**Task statement**
Return all of the data exactly as written, without the pictures.

-- begin Excerpted records --

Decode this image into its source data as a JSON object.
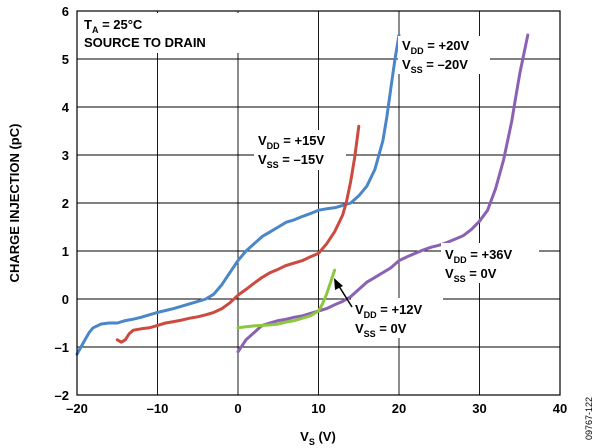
{
  "chart_data": {
    "type": "line",
    "xlabel_main": "V",
    "xlabel_sub": "S",
    "xlabel_unit": " (V)",
    "ylabel": "CHARGE INJECTION (pC)",
    "xlim": [
      -20,
      40
    ],
    "ylim": [
      -2,
      6
    ],
    "xticks": [
      "–20",
      "–10",
      "0",
      "10",
      "20",
      "30",
      "40"
    ],
    "yticks": [
      "–2",
      "–1",
      "0",
      "1",
      "2",
      "3",
      "4",
      "5",
      "6"
    ],
    "grid": true,
    "annotations": {
      "conditions": {
        "line1_main": "T",
        "line1_sub": "A",
        "line1_rest": " = 25°C",
        "line2": "SOURCE TO DRAIN"
      },
      "vdd20": {
        "vdd_main": "V",
        "vdd_sub": "DD",
        "vdd_rest": " = +20V",
        "vss_main": "V",
        "vss_sub": "SS",
        "vss_rest": " = –20V"
      },
      "vdd15": {
        "vdd_main": "V",
        "vdd_sub": "DD",
        "vdd_rest": " = +15V",
        "vss_main": "V",
        "vss_sub": "SS",
        "vss_rest": " = –15V"
      },
      "vdd36": {
        "vdd_main": "V",
        "vdd_sub": "DD",
        "vdd_rest": " = +36V",
        "vss_main": "V",
        "vss_sub": "SS",
        "vss_rest": " = 0V"
      },
      "vdd12": {
        "vdd_main": "V",
        "vdd_sub": "DD",
        "vdd_rest": " = +12V",
        "vss_main": "V",
        "vss_sub": "SS",
        "vss_rest": " = 0V"
      }
    },
    "figure_code": "09767-122",
    "series": [
      {
        "color": "#4a86c8",
        "x": [
          -20,
          -19.5,
          -19,
          -18.5,
          -18,
          -17,
          -16,
          -15,
          -14,
          -13,
          -12,
          -11,
          -10,
          -9,
          -8,
          -7,
          -6,
          -5,
          -4,
          -3,
          -2,
          -1,
          0,
          1,
          2,
          3,
          4,
          5,
          6,
          7,
          8,
          9,
          10,
          11,
          12,
          13,
          14,
          15,
          16,
          17,
          18,
          18.5,
          19,
          19.5,
          20
        ],
        "y": [
          -1.15,
          -1.0,
          -0.85,
          -0.7,
          -0.6,
          -0.52,
          -0.5,
          -0.5,
          -0.45,
          -0.42,
          -0.38,
          -0.33,
          -0.28,
          -0.24,
          -0.2,
          -0.15,
          -0.1,
          -0.05,
          0.0,
          0.1,
          0.3,
          0.55,
          0.8,
          1.0,
          1.15,
          1.3,
          1.4,
          1.5,
          1.6,
          1.65,
          1.72,
          1.78,
          1.85,
          1.88,
          1.9,
          1.95,
          2.0,
          2.15,
          2.35,
          2.7,
          3.3,
          3.8,
          4.4,
          5.0,
          5.5
        ]
      },
      {
        "color": "#cc4a3f",
        "x": [
          -15,
          -14.5,
          -14,
          -13.5,
          -13,
          -12,
          -11,
          -10,
          -9,
          -8,
          -7,
          -6,
          -5,
          -4,
          -3,
          -2,
          -1,
          0,
          1,
          2,
          3,
          4,
          5,
          6,
          7,
          8,
          9,
          10,
          11,
          12,
          13,
          13.5,
          14,
          14.5,
          15
        ],
        "y": [
          -0.85,
          -0.9,
          -0.85,
          -0.72,
          -0.65,
          -0.62,
          -0.6,
          -0.55,
          -0.5,
          -0.47,
          -0.44,
          -0.4,
          -0.37,
          -0.33,
          -0.28,
          -0.2,
          -0.08,
          0.08,
          0.2,
          0.33,
          0.45,
          0.55,
          0.62,
          0.7,
          0.75,
          0.8,
          0.88,
          0.95,
          1.15,
          1.4,
          1.75,
          2.05,
          2.45,
          2.95,
          3.6
        ]
      },
      {
        "color": "#8b62b3",
        "x": [
          0,
          1,
          2,
          3,
          4,
          5,
          6,
          7,
          8,
          9,
          10,
          11,
          12,
          13,
          14,
          15,
          16,
          17,
          18,
          19,
          20,
          21,
          22,
          23,
          24,
          25,
          26,
          27,
          28,
          29,
          30,
          31,
          32,
          33,
          34,
          34.5,
          35,
          35.5,
          36
        ],
        "y": [
          -1.1,
          -0.85,
          -0.7,
          -0.55,
          -0.5,
          -0.45,
          -0.42,
          -0.38,
          -0.35,
          -0.3,
          -0.25,
          -0.2,
          -0.12,
          -0.05,
          0.05,
          0.2,
          0.35,
          0.45,
          0.55,
          0.65,
          0.8,
          0.88,
          0.95,
          1.02,
          1.08,
          1.12,
          1.18,
          1.25,
          1.32,
          1.45,
          1.62,
          1.85,
          2.3,
          2.9,
          3.7,
          4.2,
          4.7,
          5.1,
          5.5
        ]
      },
      {
        "color": "#8dc63f",
        "x": [
          0,
          1,
          2,
          3,
          4,
          5,
          6,
          7,
          8,
          9,
          10,
          10.5,
          11,
          11.5,
          12
        ],
        "y": [
          -0.6,
          -0.58,
          -0.56,
          -0.55,
          -0.54,
          -0.52,
          -0.48,
          -0.45,
          -0.4,
          -0.35,
          -0.25,
          -0.1,
          0.1,
          0.35,
          0.6
        ]
      }
    ]
  }
}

-- end Excerpted records --

**Expected output**
Decode this image into its source data as a JSON object.
{
  "chart_data": {
    "type": "line",
    "xlabel_main": "V",
    "xlabel_sub": "S",
    "xlabel_unit": " (V)",
    "ylabel": "CHARGE INJECTION (pC)",
    "xlim": [
      -20,
      40
    ],
    "ylim": [
      -2,
      6
    ],
    "xticks": [
      "–20",
      "–10",
      "0",
      "10",
      "20",
      "30",
      "40"
    ],
    "yticks": [
      "–2",
      "–1",
      "0",
      "1",
      "2",
      "3",
      "4",
      "5",
      "6"
    ],
    "grid": true,
    "annotations": {
      "conditions": {
        "line1_main": "T",
        "line1_sub": "A",
        "line1_rest": " = 25°C",
        "line2": "SOURCE TO DRAIN"
      },
      "vdd20": {
        "vdd_main": "V",
        "vdd_sub": "DD",
        "vdd_rest": " = +20V",
        "vss_main": "V",
        "vss_sub": "SS",
        "vss_rest": " = –20V"
      },
      "vdd15": {
        "vdd_main": "V",
        "vdd_sub": "DD",
        "vdd_rest": " = +15V",
        "vss_main": "V",
        "vss_sub": "SS",
        "vss_rest": " = –15V"
      },
      "vdd36": {
        "vdd_main": "V",
        "vdd_sub": "DD",
        "vdd_rest": " = +36V",
        "vss_main": "V",
        "vss_sub": "SS",
        "vss_rest": " = 0V"
      },
      "vdd12": {
        "vdd_main": "V",
        "vdd_sub": "DD",
        "vdd_rest": " = +12V",
        "vss_main": "V",
        "vss_sub": "SS",
        "vss_rest": " = 0V"
      }
    },
    "figure_code": "09767-122",
    "series": [
      {
        "color": "#4a86c8",
        "x": [
          -20,
          -19.5,
          -19,
          -18.5,
          -18,
          -17,
          -16,
          -15,
          -14,
          -13,
          -12,
          -11,
          -10,
          -9,
          -8,
          -7,
          -6,
          -5,
          -4,
          -3,
          -2,
          -1,
          0,
          1,
          2,
          3,
          4,
          5,
          6,
          7,
          8,
          9,
          10,
          11,
          12,
          13,
          14,
          15,
          16,
          17,
          18,
          18.5,
          19,
          19.5,
          20
        ],
        "y": [
          -1.15,
          -1.0,
          -0.85,
          -0.7,
          -0.6,
          -0.52,
          -0.5,
          -0.5,
          -0.45,
          -0.42,
          -0.38,
          -0.33,
          -0.28,
          -0.24,
          -0.2,
          -0.15,
          -0.1,
          -0.05,
          0.0,
          0.1,
          0.3,
          0.55,
          0.8,
          1.0,
          1.15,
          1.3,
          1.4,
          1.5,
          1.6,
          1.65,
          1.72,
          1.78,
          1.85,
          1.88,
          1.9,
          1.95,
          2.0,
          2.15,
          2.35,
          2.7,
          3.3,
          3.8,
          4.4,
          5.0,
          5.5
        ]
      },
      {
        "color": "#cc4a3f",
        "x": [
          -15,
          -14.5,
          -14,
          -13.5,
          -13,
          -12,
          -11,
          -10,
          -9,
          -8,
          -7,
          -6,
          -5,
          -4,
          -3,
          -2,
          -1,
          0,
          1,
          2,
          3,
          4,
          5,
          6,
          7,
          8,
          9,
          10,
          11,
          12,
          13,
          13.5,
          14,
          14.5,
          15
        ],
        "y": [
          -0.85,
          -0.9,
          -0.85,
          -0.72,
          -0.65,
          -0.62,
          -0.6,
          -0.55,
          -0.5,
          -0.47,
          -0.44,
          -0.4,
          -0.37,
          -0.33,
          -0.28,
          -0.2,
          -0.08,
          0.08,
          0.2,
          0.33,
          0.45,
          0.55,
          0.62,
          0.7,
          0.75,
          0.8,
          0.88,
          0.95,
          1.15,
          1.4,
          1.75,
          2.05,
          2.45,
          2.95,
          3.6
        ]
      },
      {
        "color": "#8b62b3",
        "x": [
          0,
          1,
          2,
          3,
          4,
          5,
          6,
          7,
          8,
          9,
          10,
          11,
          12,
          13,
          14,
          15,
          16,
          17,
          18,
          19,
          20,
          21,
          22,
          23,
          24,
          25,
          26,
          27,
          28,
          29,
          30,
          31,
          32,
          33,
          34,
          34.5,
          35,
          35.5,
          36
        ],
        "y": [
          -1.1,
          -0.85,
          -0.7,
          -0.55,
          -0.5,
          -0.45,
          -0.42,
          -0.38,
          -0.35,
          -0.3,
          -0.25,
          -0.2,
          -0.12,
          -0.05,
          0.05,
          0.2,
          0.35,
          0.45,
          0.55,
          0.65,
          0.8,
          0.88,
          0.95,
          1.02,
          1.08,
          1.12,
          1.18,
          1.25,
          1.32,
          1.45,
          1.62,
          1.85,
          2.3,
          2.9,
          3.7,
          4.2,
          4.7,
          5.1,
          5.5
        ]
      },
      {
        "color": "#8dc63f",
        "x": [
          0,
          1,
          2,
          3,
          4,
          5,
          6,
          7,
          8,
          9,
          10,
          10.5,
          11,
          11.5,
          12
        ],
        "y": [
          -0.6,
          -0.58,
          -0.56,
          -0.55,
          -0.54,
          -0.52,
          -0.48,
          -0.45,
          -0.4,
          -0.35,
          -0.25,
          -0.1,
          0.1,
          0.35,
          0.6
        ]
      }
    ]
  }
}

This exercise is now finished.